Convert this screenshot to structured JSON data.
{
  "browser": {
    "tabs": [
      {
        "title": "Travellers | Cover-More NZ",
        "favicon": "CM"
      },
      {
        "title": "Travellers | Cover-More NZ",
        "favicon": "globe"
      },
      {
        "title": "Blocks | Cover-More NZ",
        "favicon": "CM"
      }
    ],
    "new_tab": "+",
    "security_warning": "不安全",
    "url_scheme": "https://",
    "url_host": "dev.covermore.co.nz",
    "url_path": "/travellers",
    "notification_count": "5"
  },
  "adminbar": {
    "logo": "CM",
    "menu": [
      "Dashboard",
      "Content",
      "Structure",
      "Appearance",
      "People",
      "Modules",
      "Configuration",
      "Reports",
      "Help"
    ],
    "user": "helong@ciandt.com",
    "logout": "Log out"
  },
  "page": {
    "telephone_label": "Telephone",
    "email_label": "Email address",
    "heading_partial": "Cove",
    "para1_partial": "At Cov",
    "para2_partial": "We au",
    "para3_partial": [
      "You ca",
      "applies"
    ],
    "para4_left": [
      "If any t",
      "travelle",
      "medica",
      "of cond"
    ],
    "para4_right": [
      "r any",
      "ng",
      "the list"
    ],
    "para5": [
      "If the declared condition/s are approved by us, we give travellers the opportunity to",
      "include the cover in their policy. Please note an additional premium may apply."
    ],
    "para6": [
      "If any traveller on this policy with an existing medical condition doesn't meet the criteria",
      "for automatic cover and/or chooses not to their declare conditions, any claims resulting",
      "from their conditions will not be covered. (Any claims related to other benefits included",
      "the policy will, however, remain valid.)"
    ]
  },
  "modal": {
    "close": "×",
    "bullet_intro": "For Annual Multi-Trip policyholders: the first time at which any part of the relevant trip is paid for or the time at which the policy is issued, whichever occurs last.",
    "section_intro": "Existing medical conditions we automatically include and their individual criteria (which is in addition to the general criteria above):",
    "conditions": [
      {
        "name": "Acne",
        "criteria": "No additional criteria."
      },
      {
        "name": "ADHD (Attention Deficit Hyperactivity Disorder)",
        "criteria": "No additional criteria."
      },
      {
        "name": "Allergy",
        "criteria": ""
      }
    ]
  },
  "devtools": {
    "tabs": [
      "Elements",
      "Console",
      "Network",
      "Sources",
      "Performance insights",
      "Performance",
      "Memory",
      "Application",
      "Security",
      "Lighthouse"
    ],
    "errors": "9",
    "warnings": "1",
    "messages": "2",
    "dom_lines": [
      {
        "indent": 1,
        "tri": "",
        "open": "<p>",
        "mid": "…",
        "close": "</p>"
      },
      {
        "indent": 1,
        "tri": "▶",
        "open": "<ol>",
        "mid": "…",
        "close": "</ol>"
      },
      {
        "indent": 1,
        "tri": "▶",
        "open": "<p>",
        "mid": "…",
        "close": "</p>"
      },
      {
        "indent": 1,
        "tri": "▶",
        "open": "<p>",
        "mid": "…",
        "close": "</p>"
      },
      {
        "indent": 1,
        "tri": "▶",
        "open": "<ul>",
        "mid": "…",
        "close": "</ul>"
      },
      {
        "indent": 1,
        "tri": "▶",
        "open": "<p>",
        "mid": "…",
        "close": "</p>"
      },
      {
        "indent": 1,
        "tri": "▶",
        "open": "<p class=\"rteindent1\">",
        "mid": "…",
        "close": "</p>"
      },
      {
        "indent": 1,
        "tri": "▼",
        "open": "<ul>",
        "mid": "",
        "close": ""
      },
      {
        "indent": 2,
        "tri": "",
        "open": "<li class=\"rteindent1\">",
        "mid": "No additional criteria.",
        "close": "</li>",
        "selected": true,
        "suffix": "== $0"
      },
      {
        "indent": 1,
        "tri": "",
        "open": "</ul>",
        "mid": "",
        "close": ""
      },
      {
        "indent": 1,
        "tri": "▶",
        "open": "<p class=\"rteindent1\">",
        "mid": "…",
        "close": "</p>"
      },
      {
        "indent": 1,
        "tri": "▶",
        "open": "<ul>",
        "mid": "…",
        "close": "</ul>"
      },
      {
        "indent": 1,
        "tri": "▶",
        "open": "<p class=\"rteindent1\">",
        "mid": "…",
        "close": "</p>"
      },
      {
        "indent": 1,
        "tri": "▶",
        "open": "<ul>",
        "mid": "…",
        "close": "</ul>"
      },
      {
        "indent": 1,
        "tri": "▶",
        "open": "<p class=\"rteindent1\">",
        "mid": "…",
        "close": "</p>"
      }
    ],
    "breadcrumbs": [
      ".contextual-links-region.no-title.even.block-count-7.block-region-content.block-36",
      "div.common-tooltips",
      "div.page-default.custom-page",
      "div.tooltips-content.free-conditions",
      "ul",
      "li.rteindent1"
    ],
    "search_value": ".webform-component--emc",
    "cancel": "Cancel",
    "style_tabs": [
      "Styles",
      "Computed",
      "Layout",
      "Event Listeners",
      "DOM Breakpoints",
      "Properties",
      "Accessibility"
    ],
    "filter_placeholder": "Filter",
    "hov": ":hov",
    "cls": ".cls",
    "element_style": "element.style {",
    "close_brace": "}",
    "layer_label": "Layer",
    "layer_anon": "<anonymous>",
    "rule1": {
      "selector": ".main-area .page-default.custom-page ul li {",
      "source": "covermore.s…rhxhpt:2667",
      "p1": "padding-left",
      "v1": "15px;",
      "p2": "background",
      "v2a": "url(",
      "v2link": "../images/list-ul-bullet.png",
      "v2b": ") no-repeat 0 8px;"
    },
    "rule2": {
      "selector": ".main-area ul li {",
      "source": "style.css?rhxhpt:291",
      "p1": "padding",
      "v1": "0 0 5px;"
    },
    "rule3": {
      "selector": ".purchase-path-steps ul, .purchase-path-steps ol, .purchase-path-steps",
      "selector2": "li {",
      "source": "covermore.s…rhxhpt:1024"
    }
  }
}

:::::

• **DIRECTION**
From the records above, copy every line that holds the word "Performance".

• **OUTPUT OF THE TASK**
      "Performance insights",
      "Performance",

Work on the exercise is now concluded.